• What you should do:
Give only the number of lines in the listing below where the string "this" occurs.

──────────

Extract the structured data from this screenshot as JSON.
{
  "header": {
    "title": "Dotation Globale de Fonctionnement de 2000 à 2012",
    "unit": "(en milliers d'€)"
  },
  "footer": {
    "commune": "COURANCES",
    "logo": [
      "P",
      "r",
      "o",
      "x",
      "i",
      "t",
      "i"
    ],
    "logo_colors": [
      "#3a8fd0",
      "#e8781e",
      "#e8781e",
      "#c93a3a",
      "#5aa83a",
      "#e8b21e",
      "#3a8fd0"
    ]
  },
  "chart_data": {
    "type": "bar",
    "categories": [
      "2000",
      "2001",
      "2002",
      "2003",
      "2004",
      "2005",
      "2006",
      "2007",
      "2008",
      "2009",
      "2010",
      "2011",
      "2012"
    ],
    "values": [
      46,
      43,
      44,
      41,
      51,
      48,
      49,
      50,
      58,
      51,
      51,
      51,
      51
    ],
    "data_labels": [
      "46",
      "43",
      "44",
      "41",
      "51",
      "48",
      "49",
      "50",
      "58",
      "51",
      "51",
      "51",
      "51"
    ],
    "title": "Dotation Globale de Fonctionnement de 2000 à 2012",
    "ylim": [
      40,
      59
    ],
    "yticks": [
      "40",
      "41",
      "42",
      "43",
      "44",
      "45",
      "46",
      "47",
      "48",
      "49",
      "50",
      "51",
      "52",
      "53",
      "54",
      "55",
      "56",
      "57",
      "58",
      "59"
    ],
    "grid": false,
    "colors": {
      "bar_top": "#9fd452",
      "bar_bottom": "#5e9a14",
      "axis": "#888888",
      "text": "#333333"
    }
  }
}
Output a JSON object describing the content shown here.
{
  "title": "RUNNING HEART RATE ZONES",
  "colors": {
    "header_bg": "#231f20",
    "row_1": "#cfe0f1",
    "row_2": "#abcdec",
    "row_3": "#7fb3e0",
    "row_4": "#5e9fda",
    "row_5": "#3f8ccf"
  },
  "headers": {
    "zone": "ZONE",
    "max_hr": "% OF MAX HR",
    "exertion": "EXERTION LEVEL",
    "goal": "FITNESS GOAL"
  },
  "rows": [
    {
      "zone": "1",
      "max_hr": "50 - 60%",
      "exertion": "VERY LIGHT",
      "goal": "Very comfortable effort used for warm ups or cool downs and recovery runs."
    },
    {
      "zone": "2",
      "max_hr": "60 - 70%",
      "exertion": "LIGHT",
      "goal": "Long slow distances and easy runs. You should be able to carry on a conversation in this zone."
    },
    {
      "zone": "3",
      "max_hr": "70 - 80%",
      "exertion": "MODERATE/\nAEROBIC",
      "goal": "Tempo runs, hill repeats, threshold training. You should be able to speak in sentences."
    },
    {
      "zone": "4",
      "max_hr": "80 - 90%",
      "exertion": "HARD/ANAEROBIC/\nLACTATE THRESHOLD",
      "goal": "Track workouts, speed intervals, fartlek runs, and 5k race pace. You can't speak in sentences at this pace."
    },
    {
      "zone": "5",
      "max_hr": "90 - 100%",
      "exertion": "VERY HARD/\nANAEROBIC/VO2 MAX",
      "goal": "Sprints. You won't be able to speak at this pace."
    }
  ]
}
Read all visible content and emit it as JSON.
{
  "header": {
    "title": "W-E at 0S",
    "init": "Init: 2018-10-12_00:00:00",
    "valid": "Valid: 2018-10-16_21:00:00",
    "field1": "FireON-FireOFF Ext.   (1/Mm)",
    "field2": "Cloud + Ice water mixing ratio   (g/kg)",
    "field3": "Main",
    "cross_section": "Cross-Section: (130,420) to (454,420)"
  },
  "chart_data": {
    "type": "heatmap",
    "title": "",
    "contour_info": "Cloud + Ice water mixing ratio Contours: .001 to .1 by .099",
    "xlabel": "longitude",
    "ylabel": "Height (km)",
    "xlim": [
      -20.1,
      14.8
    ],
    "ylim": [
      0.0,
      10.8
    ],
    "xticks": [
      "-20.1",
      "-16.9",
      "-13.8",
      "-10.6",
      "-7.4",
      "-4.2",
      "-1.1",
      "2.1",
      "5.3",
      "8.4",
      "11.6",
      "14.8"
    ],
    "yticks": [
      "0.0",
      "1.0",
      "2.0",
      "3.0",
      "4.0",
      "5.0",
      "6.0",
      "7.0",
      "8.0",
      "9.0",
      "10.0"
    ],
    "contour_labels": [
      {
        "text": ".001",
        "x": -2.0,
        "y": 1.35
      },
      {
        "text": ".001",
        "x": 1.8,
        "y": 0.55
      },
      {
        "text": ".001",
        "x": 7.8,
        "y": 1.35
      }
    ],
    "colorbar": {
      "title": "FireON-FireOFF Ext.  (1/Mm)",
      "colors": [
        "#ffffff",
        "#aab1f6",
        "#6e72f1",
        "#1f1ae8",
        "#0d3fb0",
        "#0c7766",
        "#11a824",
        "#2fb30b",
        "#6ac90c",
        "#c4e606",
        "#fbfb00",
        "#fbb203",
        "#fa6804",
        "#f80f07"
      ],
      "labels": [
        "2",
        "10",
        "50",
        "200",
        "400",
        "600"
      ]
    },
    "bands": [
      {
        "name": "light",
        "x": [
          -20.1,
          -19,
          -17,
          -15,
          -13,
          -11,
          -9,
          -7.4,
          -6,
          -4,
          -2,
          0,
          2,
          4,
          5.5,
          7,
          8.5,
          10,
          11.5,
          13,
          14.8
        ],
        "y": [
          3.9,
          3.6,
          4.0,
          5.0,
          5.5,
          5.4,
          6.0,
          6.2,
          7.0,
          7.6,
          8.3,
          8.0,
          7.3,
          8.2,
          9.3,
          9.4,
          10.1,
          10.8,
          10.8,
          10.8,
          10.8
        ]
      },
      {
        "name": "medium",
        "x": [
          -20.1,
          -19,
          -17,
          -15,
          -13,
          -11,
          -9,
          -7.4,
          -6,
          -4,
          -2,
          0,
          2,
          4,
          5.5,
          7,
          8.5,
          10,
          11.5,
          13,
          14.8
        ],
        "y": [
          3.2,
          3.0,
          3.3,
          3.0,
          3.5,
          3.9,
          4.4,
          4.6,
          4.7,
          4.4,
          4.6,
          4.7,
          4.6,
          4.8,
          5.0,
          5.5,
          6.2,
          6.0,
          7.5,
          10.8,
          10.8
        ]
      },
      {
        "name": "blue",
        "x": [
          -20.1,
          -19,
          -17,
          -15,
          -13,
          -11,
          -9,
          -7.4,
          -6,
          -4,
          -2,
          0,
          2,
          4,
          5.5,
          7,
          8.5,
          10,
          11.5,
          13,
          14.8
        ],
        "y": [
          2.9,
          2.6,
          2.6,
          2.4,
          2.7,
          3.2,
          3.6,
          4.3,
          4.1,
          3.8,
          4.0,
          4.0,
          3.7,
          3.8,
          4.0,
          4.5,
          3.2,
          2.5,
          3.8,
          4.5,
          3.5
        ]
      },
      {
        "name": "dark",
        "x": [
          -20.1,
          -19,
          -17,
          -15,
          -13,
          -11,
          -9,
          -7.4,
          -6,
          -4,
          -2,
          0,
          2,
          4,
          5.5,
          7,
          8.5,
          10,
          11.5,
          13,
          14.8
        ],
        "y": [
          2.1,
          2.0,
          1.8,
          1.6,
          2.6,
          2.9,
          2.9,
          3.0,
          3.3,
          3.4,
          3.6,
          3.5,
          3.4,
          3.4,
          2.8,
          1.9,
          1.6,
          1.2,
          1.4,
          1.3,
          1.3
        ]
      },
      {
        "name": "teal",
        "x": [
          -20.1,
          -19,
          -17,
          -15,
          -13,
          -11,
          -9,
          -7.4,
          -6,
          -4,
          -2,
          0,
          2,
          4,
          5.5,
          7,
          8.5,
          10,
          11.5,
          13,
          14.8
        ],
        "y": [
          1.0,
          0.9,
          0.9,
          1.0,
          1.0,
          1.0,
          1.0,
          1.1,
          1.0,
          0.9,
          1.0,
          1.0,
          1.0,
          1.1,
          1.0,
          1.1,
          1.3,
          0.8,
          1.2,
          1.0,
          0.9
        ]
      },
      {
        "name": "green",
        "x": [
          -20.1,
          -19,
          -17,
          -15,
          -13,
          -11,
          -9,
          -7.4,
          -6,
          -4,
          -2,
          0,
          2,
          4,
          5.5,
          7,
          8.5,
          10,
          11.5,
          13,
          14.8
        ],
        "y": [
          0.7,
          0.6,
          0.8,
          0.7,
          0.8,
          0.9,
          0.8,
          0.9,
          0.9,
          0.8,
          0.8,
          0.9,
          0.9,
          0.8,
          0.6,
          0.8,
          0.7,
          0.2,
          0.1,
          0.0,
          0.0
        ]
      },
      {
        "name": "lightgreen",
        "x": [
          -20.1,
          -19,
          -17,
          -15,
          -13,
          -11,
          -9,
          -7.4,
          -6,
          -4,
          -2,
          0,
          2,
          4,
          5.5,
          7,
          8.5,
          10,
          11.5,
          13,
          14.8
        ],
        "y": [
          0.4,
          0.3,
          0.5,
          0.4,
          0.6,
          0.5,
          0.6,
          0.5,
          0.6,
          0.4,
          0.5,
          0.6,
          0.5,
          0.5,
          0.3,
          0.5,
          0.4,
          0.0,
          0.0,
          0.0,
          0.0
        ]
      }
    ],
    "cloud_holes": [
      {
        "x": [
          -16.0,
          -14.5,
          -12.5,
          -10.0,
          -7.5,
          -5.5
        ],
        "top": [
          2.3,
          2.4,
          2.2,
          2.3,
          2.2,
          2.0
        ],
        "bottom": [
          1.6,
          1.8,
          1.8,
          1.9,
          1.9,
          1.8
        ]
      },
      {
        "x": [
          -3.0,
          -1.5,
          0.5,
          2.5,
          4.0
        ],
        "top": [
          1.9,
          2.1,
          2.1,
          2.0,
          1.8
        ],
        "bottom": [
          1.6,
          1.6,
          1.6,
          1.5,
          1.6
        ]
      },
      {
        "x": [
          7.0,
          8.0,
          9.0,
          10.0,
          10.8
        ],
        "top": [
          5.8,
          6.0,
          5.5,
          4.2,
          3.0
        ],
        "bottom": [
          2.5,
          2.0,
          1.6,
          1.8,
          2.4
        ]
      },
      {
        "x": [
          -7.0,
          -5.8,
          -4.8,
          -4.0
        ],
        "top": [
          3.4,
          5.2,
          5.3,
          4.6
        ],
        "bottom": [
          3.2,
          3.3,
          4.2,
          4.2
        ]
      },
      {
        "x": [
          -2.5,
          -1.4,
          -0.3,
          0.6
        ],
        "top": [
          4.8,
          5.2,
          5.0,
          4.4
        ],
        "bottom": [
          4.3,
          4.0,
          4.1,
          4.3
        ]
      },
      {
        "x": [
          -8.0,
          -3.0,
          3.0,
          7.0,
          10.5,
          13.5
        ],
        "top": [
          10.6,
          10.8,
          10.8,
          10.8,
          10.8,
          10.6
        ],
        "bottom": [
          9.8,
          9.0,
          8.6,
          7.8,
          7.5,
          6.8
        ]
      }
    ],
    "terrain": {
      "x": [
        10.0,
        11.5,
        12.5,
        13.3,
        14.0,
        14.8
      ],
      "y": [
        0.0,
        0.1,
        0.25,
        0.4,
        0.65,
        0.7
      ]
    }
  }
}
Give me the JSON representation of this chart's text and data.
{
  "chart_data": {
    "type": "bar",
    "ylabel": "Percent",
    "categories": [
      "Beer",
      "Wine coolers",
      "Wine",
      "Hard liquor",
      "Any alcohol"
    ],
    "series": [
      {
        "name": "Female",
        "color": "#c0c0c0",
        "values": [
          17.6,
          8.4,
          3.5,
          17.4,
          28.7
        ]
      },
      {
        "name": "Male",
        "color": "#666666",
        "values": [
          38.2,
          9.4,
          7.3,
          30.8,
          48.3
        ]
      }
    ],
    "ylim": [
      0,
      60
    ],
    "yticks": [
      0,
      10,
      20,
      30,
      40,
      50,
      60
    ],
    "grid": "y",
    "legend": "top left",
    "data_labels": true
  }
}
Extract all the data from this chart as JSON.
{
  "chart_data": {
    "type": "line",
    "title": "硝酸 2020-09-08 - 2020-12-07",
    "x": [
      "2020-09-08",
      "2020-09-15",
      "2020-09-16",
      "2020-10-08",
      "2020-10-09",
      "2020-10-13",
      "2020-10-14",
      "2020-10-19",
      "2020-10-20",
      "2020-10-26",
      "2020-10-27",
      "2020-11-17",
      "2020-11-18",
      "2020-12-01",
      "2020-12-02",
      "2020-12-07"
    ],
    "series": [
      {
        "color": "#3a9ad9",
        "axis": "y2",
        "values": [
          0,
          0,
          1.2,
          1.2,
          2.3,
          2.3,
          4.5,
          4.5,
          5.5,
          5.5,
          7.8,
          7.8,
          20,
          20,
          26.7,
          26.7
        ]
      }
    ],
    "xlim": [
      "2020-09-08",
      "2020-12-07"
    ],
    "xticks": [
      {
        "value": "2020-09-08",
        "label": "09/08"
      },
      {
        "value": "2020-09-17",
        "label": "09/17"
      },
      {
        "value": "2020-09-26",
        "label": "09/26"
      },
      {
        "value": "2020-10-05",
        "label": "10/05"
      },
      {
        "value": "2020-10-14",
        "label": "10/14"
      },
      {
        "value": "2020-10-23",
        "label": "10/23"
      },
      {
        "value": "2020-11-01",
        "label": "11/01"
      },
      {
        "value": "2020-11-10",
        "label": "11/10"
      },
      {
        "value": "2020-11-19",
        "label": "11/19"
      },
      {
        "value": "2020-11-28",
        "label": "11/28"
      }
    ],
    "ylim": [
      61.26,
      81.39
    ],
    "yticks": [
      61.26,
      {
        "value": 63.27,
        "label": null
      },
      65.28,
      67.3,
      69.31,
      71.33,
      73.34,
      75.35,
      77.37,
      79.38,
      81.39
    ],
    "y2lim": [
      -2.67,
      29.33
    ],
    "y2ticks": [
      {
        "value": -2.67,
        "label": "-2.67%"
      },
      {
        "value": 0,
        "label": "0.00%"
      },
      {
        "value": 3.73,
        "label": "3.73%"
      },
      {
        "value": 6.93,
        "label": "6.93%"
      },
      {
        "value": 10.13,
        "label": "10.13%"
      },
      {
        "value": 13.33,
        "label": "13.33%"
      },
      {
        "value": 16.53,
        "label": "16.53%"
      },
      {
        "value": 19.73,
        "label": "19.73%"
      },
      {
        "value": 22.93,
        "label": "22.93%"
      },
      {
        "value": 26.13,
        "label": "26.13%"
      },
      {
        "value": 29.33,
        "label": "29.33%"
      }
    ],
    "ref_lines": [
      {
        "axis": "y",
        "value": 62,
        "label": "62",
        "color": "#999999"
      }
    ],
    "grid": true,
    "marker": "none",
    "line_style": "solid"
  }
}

──────────

• Final result:
6